* [Figure contents as structured data]:

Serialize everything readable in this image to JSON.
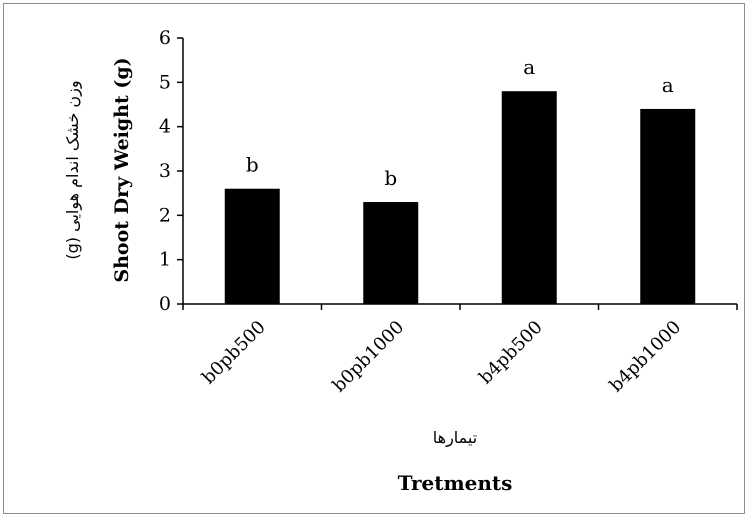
{
  "chart_data": {
    "type": "bar",
    "categories": [
      "b0pb500",
      "b0pb1000",
      "b4pb500",
      "b4pb1000"
    ],
    "values": [
      2.6,
      2.3,
      4.8,
      4.4
    ],
    "significance_letters": [
      "b",
      "b",
      "a",
      "a"
    ],
    "ylabel": "Shoot Dry Weight (g)",
    "ylabel_fa": "وزن خشک اندام هوایی (g)",
    "xlabel": "Tretments",
    "xlabel_fa": "تیمارها",
    "ylim": [
      0,
      6
    ],
    "yticks": [
      "0",
      "1",
      "2",
      "3",
      "4",
      "5",
      "6"
    ],
    "grid": false,
    "bar_color": "#000000"
  }
}
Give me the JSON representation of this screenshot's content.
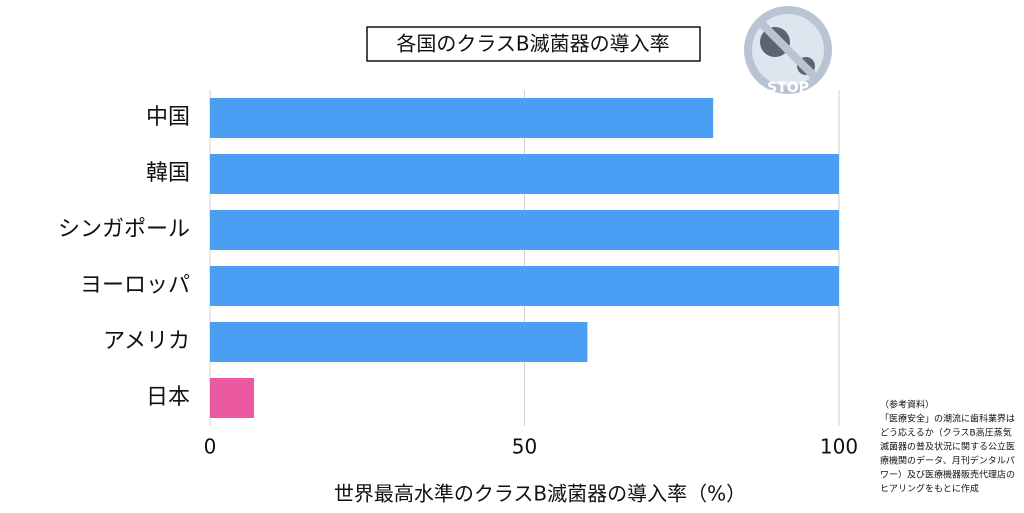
{
  "chart_data": {
    "type": "barh",
    "title": "各国のクラスB滅菌器の導入率",
    "x_label": "世界最高水準のクラスB滅菌器の導入率（%）",
    "categories": [
      "中国",
      "韓国",
      "シンガポール",
      "ヨーロッパ",
      "アメリカ",
      "日本"
    ],
    "values": [
      80,
      100,
      100,
      100,
      60,
      7
    ],
    "colors": [
      "#4a9ff5",
      "#4a9ff5",
      "#4a9ff5",
      "#4a9ff5",
      "#4a9ff5",
      "#eb5aa0"
    ],
    "xlim": [
      0,
      100
    ],
    "xticks": [
      0,
      50,
      100
    ],
    "grid": true,
    "icon_label": "STOP",
    "source_note": [
      "（参考資料）",
      "「医療安全」の潮流に歯科業界は",
      "どう応えるか（クラスB高圧蒸気",
      "滅菌器の普及状況に関する公立医",
      "療機関のデータ、月刊デンタルパ",
      "ワー）及び医療機器販売代理店の",
      "ヒアリングをもとに作成"
    ]
  }
}
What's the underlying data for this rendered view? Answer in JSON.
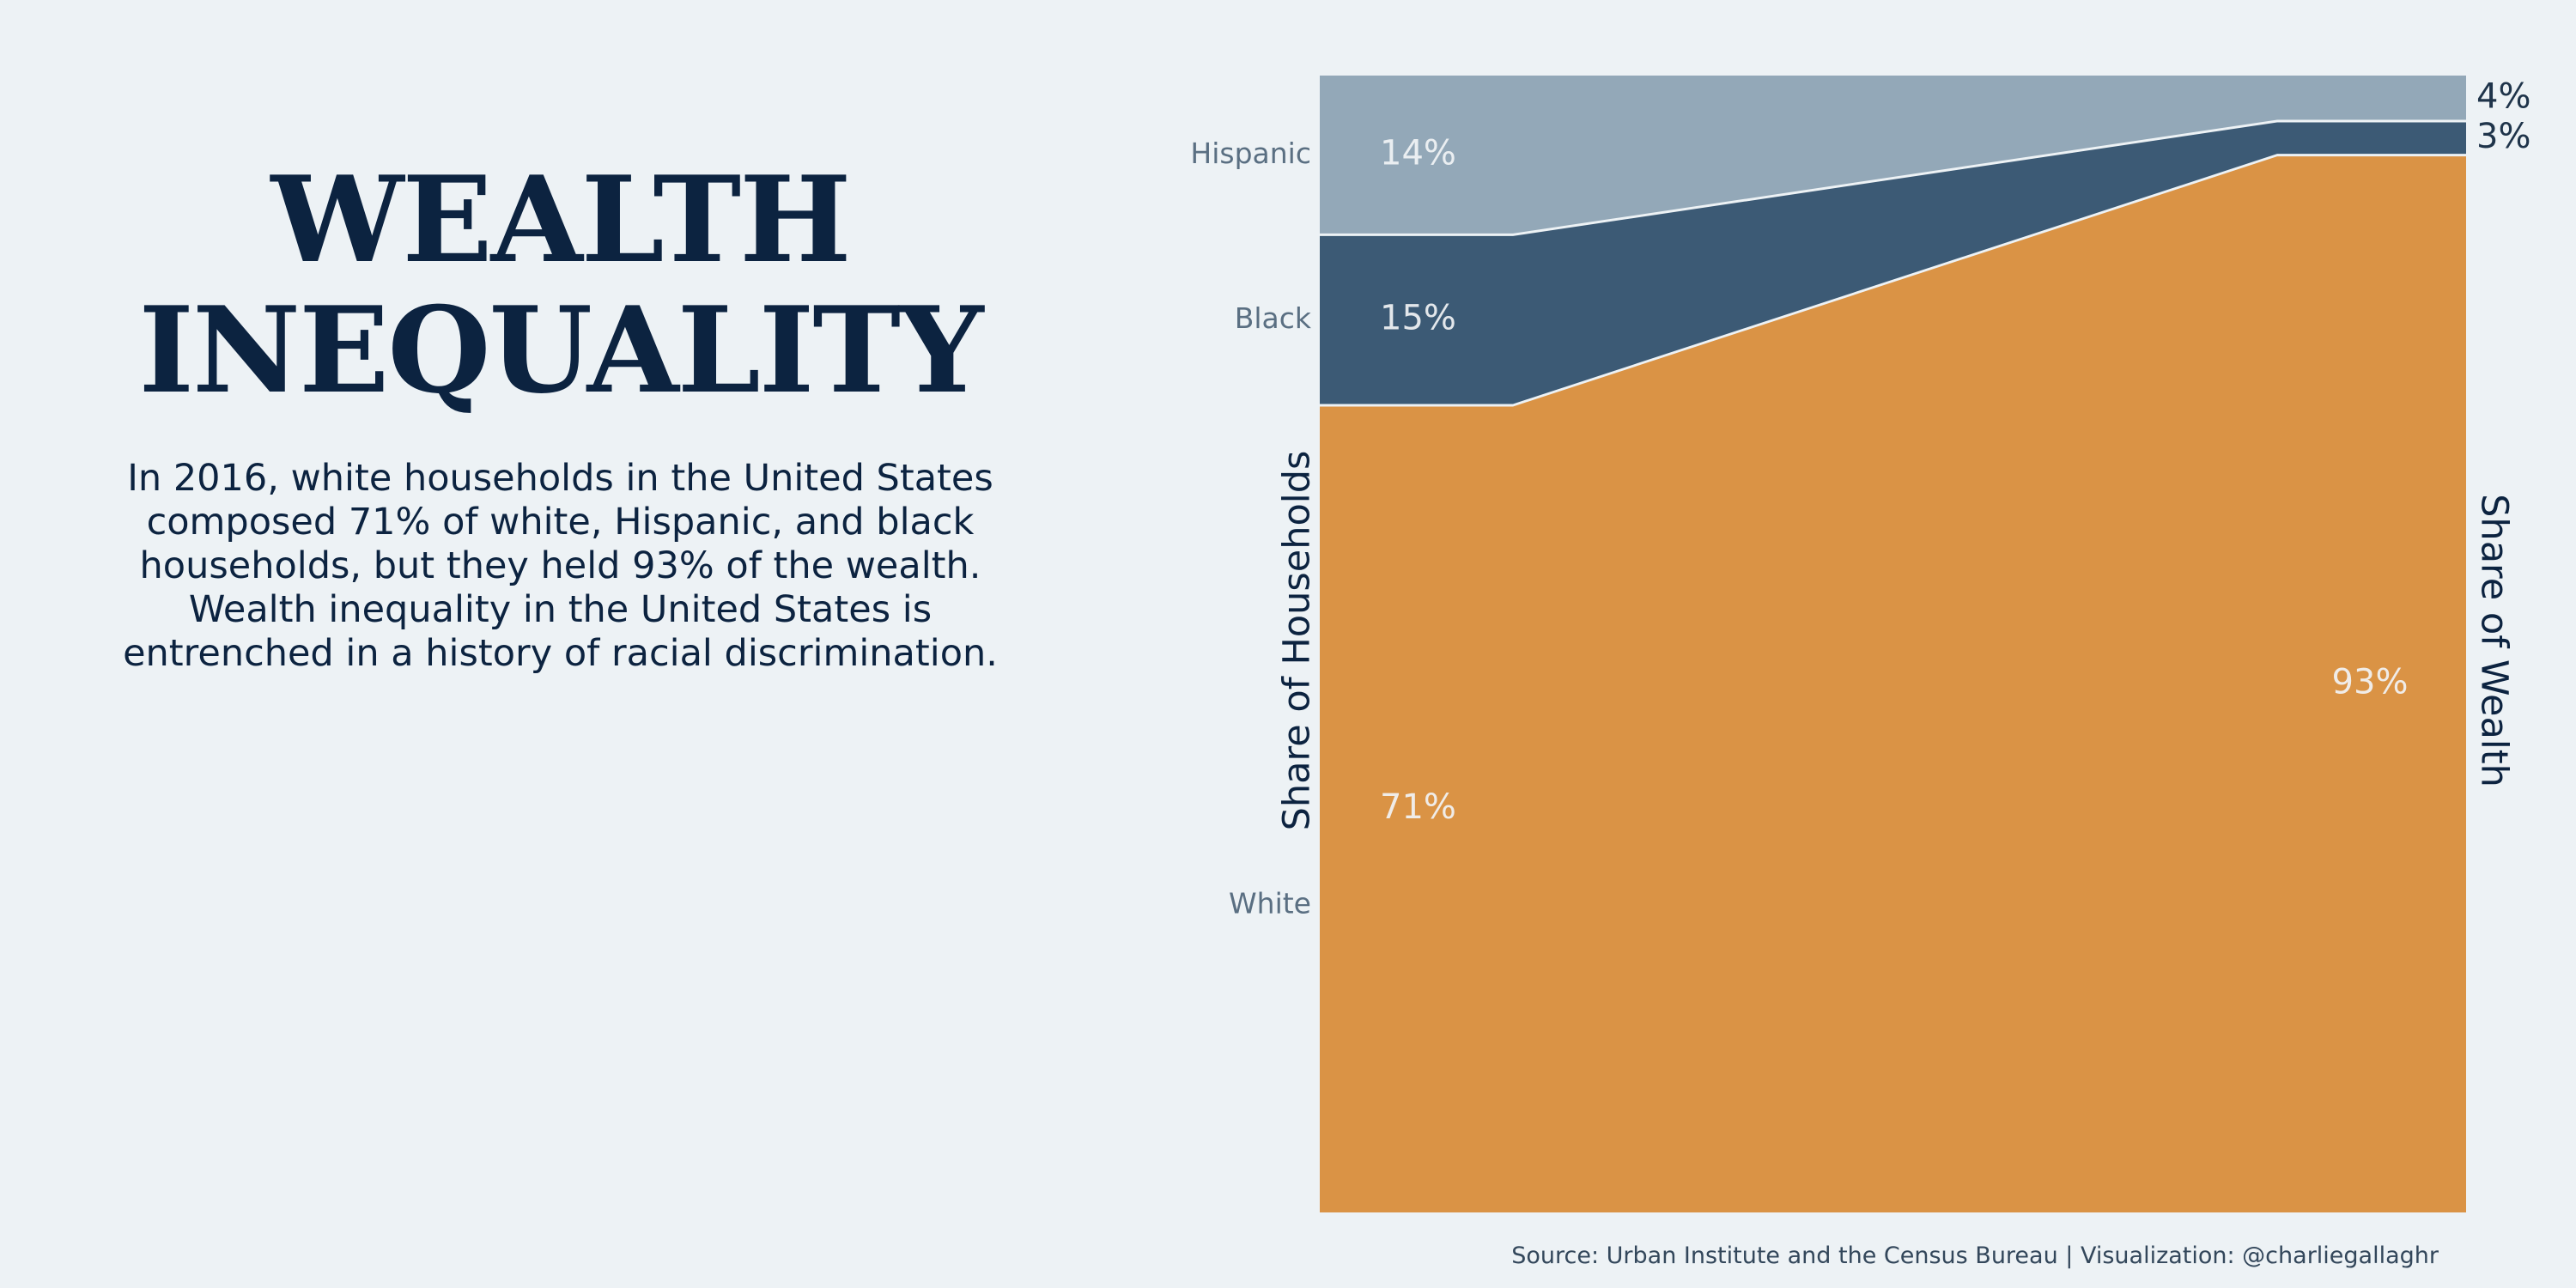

* [SET PROBLEM]:
Say how many lines in the records contain the string "this", and say nothing else.

* [COMPLETE OUTPUT]:
3